● **Data items**:
** Start **

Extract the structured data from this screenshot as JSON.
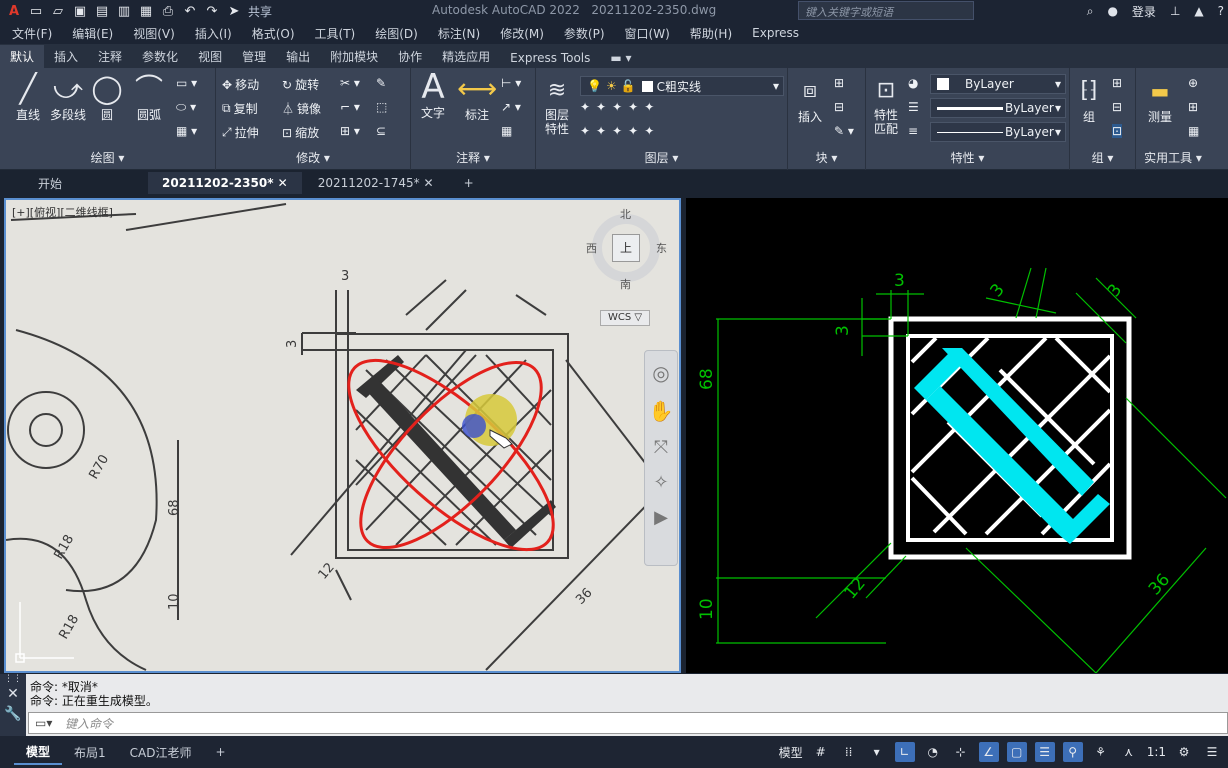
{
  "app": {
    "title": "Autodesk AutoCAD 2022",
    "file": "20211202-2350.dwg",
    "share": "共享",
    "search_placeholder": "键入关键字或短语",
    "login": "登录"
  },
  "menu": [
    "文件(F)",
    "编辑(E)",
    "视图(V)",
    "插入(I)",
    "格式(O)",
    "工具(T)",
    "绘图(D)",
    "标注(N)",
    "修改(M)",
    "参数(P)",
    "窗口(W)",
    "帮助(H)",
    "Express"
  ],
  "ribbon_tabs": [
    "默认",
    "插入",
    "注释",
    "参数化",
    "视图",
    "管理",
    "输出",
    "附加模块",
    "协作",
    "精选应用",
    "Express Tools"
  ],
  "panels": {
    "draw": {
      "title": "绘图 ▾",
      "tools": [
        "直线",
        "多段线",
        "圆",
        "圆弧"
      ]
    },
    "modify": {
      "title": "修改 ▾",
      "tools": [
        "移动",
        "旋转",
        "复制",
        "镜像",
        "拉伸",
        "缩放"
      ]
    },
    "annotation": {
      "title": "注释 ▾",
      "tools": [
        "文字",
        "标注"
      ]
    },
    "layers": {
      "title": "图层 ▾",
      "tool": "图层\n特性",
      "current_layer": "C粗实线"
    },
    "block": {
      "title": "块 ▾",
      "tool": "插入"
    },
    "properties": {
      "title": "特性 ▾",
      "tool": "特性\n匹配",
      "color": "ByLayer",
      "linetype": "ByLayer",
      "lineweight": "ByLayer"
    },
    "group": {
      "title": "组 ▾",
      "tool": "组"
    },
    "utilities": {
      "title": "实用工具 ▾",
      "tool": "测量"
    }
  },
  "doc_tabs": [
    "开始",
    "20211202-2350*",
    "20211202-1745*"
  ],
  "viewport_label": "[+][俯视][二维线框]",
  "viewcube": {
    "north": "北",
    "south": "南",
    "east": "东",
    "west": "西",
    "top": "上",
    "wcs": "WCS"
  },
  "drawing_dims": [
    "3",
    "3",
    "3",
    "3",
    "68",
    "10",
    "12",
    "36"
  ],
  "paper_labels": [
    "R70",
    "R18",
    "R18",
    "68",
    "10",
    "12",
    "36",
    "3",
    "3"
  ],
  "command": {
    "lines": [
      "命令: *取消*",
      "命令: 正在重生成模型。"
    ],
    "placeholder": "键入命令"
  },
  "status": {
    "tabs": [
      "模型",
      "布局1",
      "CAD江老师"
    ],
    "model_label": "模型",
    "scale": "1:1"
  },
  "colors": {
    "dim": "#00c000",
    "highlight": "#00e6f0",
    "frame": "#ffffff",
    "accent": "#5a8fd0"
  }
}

** End **

● **EXERCISE INSTRUCTIONS**: Every record must be copied exactly, with the pictures left out.

● **FINAL RESULT**:
Extract the structured data from this screenshot as JSON.
{
  "app": {
    "title": "Autodesk AutoCAD 2022",
    "file": "20211202-2350.dwg",
    "share": "共享",
    "search_placeholder": "键入关键字或短语",
    "login": "登录"
  },
  "menu": [
    "文件(F)",
    "编辑(E)",
    "视图(V)",
    "插入(I)",
    "格式(O)",
    "工具(T)",
    "绘图(D)",
    "标注(N)",
    "修改(M)",
    "参数(P)",
    "窗口(W)",
    "帮助(H)",
    "Express"
  ],
  "ribbon_tabs": [
    "默认",
    "插入",
    "注释",
    "参数化",
    "视图",
    "管理",
    "输出",
    "附加模块",
    "协作",
    "精选应用",
    "Express Tools"
  ],
  "panels": {
    "draw": {
      "title": "绘图 ▾",
      "tools": [
        "直线",
        "多段线",
        "圆",
        "圆弧"
      ]
    },
    "modify": {
      "title": "修改 ▾",
      "tools": [
        "移动",
        "旋转",
        "复制",
        "镜像",
        "拉伸",
        "缩放"
      ]
    },
    "annotation": {
      "title": "注释 ▾",
      "tools": [
        "文字",
        "标注"
      ]
    },
    "layers": {
      "title": "图层 ▾",
      "tool": "图层\n特性",
      "current_layer": "C粗实线"
    },
    "block": {
      "title": "块 ▾",
      "tool": "插入"
    },
    "properties": {
      "title": "特性 ▾",
      "tool": "特性\n匹配",
      "color": "ByLayer",
      "linetype": "ByLayer",
      "lineweight": "ByLayer"
    },
    "group": {
      "title": "组 ▾",
      "tool": "组"
    },
    "utilities": {
      "title": "实用工具 ▾",
      "tool": "测量"
    }
  },
  "doc_tabs": [
    "开始",
    "20211202-2350*",
    "20211202-1745*"
  ],
  "viewport_label": "[+][俯视][二维线框]",
  "viewcube": {
    "north": "北",
    "south": "南",
    "east": "东",
    "west": "西",
    "top": "上",
    "wcs": "WCS"
  },
  "drawing_dims": [
    "3",
    "3",
    "3",
    "3",
    "68",
    "10",
    "12",
    "36"
  ],
  "paper_labels": [
    "R70",
    "R18",
    "R18",
    "68",
    "10",
    "12",
    "36",
    "3",
    "3"
  ],
  "command": {
    "lines": [
      "命令: *取消*",
      "命令: 正在重生成模型。"
    ],
    "placeholder": "键入命令"
  },
  "status": {
    "tabs": [
      "模型",
      "布局1",
      "CAD江老师"
    ],
    "model_label": "模型",
    "scale": "1:1"
  },
  "colors": {
    "dim": "#00c000",
    "highlight": "#00e6f0",
    "frame": "#ffffff",
    "accent": "#5a8fd0"
  }
}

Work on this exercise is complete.